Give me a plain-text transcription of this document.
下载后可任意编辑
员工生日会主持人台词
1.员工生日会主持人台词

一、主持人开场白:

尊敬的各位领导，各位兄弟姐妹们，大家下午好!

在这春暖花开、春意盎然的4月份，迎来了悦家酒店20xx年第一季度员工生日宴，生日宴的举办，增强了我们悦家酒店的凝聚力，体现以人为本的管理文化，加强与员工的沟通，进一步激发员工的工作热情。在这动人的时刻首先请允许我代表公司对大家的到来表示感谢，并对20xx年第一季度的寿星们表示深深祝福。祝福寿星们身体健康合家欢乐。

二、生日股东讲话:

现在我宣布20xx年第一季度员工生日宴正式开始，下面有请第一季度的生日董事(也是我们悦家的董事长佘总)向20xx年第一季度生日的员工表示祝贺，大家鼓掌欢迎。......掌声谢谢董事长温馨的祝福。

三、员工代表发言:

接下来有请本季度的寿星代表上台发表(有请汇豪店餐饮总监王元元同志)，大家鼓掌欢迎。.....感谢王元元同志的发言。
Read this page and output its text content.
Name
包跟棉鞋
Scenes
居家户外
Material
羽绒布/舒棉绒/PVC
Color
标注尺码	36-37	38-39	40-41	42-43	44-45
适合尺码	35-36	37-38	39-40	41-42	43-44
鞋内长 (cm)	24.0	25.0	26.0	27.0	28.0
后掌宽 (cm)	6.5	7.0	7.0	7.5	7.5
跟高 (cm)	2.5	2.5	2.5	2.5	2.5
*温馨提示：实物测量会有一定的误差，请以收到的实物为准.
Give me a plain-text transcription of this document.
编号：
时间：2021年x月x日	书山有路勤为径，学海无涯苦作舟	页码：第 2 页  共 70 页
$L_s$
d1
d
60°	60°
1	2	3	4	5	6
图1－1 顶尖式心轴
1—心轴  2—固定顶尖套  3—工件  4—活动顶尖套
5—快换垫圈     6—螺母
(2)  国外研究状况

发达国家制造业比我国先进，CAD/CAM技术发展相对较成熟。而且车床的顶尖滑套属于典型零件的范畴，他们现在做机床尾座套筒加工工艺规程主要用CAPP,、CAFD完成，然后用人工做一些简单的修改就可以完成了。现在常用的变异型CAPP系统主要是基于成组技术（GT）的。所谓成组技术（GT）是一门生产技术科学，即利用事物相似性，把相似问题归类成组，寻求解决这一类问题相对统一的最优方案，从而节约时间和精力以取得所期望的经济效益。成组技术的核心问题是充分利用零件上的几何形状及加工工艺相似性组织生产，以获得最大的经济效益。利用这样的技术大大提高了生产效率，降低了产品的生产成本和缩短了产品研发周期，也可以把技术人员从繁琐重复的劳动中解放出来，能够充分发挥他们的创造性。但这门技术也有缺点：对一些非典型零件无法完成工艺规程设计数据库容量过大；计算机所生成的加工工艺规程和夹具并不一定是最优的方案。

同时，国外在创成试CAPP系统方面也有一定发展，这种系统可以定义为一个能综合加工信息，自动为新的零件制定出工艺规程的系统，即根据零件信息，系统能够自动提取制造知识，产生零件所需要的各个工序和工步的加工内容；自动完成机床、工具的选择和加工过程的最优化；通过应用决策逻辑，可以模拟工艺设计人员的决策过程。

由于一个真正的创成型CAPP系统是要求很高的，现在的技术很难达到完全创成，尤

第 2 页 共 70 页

----

◆ What is required
Transcribe the whole listing with nothing added or left out.

◆ Solution for this exercise
Give me a plain-text transcription of this document.
下载后可任意编辑
员工生日会主持人台词
1.员工生日会主持人台词

一、主持人开场白:

尊敬的各位领导，各位兄弟姐妹们，大家下午好!

在这春暖花开、春意盎然的4月份，迎来了悦家酒店20xx年第一季度员工生日宴，生日宴的举办，增强了我们悦家酒店的凝聚力，体现以人为本的管理文化，加强与员工的沟通，进一步激发员工的工作热情。在这动人的时刻首先请允许我代表公司对大家的到来表示感谢，并对20xx年第一季度的寿星们表示深深祝福。祝福寿星们身体健康合家欢乐。

二、生日股东讲话:

现在我宣布20xx年第一季度员工生日宴正式开始，下面有请第一季度的生日董事(也是我们悦家的董事长佘总)向20xx年第一季度生日的员工表示祝贺，大家鼓掌欢迎。......掌声谢谢董事长温馨的祝福。

三、员工代表发言:

接下来有请本季度的寿星代表上台发表(有请汇豪店餐饮总监王元元同志)，大家鼓掌欢迎。.....感谢王元元同志的发言。
Read this page and output its text content.
Name
包跟棉鞋
Scenes
居家户外
Material
羽绒布/舒棉绒/PVC
Color
标注尺码	36-37	38-39	40-41	42-43	44-45
适合尺码	35-36	37-38	39-40	41-42	43-44
鞋内长 (cm)	24.0	25.0	26.0	27.0	28.0
后掌宽 (cm)	6.5	7.0	7.0	7.5	7.5
跟高 (cm)	2.5	2.5	2.5	2.5	2.5
*温馨提示：实物测量会有一定的误差，请以收到的实物为准.
Give me a plain-text transcription of this document.
编号：
时间：2021年x月x日	书山有路勤为径，学海无涯苦作舟	页码：第 2 页  共 70 页
$L_s$
d1
d
60°	60°
1	2	3	4	5	6
图1－1 顶尖式心轴
1—心轴  2—固定顶尖套  3—工件  4—活动顶尖套
5—快换垫圈     6—螺母
(2)  国外研究状况

发达国家制造业比我国先进，CAD/CAM技术发展相对较成熟。而且车床的顶尖滑套属于典型零件的范畴，他们现在做机床尾座套筒加工工艺规程主要用CAPP,、CAFD完成，然后用人工做一些简单的修改就可以完成了。现在常用的变异型CAPP系统主要是基于成组技术（GT）的。所谓成组技术（GT）是一门生产技术科学，即利用事物相似性，把相似问题归类成组，寻求解决这一类问题相对统一的最优方案，从而节约时间和精力以取得所期望的经济效益。成组技术的核心问题是充分利用零件上的几何形状及加工工艺相似性组织生产，以获得最大的经济效益。利用这样的技术大大提高了生产效率，降低了产品的生产成本和缩短了产品研发周期，也可以把技术人员从繁琐重复的劳动中解放出来，能够充分发挥他们的创造性。但这门技术也有缺点：对一些非典型零件无法完成工艺规程设计数据库容量过大；计算机所生成的加工工艺规程和夹具并不一定是最优的方案。

同时，国外在创成试CAPP系统方面也有一定发展，这种系统可以定义为一个能综合加工信息，自动为新的零件制定出工艺规程的系统，即根据零件信息，系统能够自动提取制造知识，产生零件所需要的各个工序和工步的加工内容；自动完成机床、工具的选择和加工过程的最优化；通过应用决策逻辑，可以模拟工艺设计人员的决策过程。

由于一个真正的创成型CAPP系统是要求很高的，现在的技术很难达到完全创成，尤

第 2 页 共 70 页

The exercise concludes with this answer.